begin Recorded information

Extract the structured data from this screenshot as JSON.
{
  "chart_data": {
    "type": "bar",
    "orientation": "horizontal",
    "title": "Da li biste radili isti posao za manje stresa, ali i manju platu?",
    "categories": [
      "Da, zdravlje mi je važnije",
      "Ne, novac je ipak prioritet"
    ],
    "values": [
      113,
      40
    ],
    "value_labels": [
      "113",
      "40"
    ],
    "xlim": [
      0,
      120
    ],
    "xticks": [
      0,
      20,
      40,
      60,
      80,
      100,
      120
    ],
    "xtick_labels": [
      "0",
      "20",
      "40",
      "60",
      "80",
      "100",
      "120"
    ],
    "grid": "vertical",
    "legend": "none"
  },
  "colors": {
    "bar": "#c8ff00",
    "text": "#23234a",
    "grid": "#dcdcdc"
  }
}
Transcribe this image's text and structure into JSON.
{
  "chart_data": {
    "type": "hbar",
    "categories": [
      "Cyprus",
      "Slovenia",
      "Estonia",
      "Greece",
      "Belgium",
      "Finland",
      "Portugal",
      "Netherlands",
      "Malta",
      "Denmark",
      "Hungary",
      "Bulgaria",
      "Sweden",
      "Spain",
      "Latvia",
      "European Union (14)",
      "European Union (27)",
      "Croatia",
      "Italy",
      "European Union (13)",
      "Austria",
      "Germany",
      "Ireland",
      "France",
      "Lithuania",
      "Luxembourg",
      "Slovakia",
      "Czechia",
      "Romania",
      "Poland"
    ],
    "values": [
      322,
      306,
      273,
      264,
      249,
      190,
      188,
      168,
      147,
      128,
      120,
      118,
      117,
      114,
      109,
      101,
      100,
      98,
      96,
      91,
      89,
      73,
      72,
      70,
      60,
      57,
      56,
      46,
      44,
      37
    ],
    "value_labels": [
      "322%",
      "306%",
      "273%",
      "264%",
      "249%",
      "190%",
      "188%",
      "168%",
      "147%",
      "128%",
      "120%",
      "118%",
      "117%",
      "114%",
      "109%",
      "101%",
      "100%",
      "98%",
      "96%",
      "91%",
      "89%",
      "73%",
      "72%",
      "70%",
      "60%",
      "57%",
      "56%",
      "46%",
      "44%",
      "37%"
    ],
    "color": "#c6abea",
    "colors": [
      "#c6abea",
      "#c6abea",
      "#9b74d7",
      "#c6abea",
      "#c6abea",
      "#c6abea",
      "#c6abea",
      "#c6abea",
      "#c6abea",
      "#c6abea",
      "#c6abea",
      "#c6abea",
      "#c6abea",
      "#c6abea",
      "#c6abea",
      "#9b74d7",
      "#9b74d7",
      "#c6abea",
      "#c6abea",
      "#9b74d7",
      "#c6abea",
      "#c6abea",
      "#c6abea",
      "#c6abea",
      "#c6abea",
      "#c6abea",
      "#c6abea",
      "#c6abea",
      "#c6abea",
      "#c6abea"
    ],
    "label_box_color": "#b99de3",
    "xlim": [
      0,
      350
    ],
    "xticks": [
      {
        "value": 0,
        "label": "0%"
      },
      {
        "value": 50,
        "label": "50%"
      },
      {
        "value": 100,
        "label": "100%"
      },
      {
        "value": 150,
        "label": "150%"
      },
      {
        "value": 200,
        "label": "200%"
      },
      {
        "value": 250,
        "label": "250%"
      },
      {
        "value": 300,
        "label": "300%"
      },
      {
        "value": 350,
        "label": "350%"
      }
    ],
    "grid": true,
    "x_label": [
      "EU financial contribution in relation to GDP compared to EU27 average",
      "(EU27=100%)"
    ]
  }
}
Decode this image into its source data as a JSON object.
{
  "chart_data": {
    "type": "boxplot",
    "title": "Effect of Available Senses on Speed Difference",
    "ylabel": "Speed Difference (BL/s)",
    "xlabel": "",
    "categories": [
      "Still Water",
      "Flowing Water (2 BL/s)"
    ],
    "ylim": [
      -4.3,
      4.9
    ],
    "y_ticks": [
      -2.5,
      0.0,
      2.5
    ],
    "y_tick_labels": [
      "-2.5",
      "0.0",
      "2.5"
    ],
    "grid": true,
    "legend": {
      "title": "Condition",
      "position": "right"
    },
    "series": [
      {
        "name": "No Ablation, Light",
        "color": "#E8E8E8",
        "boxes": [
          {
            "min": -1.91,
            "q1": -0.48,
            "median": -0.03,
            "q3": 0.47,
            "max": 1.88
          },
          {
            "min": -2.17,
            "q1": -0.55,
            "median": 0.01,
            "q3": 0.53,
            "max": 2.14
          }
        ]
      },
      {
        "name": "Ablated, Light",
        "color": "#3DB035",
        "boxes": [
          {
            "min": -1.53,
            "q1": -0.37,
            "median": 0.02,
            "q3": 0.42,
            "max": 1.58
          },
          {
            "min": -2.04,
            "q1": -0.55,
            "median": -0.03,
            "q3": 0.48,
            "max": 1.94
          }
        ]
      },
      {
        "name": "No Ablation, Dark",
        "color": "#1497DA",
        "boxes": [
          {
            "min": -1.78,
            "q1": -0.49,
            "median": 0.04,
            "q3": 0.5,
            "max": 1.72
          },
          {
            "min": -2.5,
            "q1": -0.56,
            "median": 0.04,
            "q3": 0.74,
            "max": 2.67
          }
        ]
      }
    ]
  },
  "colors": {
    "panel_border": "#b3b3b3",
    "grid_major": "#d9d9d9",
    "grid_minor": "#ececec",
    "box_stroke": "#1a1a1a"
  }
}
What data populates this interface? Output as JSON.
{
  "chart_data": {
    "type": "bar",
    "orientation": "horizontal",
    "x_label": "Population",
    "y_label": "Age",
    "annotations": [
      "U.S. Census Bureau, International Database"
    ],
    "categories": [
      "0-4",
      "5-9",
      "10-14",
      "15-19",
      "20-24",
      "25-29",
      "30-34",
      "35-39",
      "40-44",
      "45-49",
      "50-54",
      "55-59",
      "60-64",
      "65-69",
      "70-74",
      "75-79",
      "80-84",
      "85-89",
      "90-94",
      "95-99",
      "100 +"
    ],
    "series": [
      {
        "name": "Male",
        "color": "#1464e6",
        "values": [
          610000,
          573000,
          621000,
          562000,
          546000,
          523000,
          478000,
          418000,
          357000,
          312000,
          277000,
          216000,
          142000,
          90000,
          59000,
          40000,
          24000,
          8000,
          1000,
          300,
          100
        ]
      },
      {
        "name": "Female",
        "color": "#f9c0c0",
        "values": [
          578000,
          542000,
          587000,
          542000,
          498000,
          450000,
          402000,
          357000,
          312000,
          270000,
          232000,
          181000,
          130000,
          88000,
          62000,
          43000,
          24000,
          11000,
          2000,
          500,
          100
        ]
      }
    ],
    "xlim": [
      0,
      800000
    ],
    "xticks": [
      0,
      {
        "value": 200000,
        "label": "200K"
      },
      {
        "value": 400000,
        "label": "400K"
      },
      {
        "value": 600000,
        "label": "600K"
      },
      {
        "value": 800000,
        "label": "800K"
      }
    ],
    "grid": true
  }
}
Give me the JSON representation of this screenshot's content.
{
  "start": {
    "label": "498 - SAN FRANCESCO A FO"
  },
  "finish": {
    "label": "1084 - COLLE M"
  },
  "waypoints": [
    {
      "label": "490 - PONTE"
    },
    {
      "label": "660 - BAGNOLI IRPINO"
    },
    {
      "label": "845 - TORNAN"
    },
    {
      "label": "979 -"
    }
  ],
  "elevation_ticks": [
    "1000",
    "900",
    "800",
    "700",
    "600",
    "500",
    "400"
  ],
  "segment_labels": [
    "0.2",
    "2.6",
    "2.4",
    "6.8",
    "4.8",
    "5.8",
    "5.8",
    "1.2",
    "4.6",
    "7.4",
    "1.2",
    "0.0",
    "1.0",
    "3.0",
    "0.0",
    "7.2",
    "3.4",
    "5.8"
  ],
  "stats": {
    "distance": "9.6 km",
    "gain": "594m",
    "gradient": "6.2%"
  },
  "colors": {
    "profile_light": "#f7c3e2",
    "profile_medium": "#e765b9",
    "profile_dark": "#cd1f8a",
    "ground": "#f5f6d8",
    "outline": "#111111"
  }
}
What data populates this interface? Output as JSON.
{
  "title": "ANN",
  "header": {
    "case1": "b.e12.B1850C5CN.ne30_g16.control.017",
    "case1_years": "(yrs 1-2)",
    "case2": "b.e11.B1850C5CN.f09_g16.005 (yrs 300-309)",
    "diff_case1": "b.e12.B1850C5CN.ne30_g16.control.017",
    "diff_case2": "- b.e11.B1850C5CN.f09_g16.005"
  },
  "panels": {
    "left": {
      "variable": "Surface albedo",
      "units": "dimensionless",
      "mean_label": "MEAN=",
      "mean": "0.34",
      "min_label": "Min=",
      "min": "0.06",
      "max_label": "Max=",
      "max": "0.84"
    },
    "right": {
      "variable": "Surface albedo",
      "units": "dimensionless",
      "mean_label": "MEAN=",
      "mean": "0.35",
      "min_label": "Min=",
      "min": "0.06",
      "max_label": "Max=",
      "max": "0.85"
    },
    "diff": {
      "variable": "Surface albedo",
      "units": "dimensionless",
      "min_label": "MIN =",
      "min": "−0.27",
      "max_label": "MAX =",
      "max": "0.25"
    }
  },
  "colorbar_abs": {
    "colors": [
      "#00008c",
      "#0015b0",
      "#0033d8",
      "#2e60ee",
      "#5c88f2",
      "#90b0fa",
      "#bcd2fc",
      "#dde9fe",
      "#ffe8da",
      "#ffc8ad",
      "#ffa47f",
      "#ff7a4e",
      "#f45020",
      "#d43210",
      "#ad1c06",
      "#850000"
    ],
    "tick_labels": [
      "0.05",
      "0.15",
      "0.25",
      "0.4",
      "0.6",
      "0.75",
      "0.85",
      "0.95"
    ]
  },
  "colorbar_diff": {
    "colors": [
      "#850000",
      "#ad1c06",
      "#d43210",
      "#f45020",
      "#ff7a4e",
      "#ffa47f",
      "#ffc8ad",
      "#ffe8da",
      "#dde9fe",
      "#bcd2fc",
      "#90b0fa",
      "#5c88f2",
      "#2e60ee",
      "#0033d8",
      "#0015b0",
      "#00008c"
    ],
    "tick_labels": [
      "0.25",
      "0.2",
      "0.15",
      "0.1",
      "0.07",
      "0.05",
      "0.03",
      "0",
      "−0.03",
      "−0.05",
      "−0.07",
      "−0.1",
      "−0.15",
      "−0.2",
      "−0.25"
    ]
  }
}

end Recorded information

Find and copy every line in the entries above where the string "Difference" occurs.

    "title": "Effect of Available Senses on Speed Difference",
    "ylabel": "Speed Difference (BL/s)",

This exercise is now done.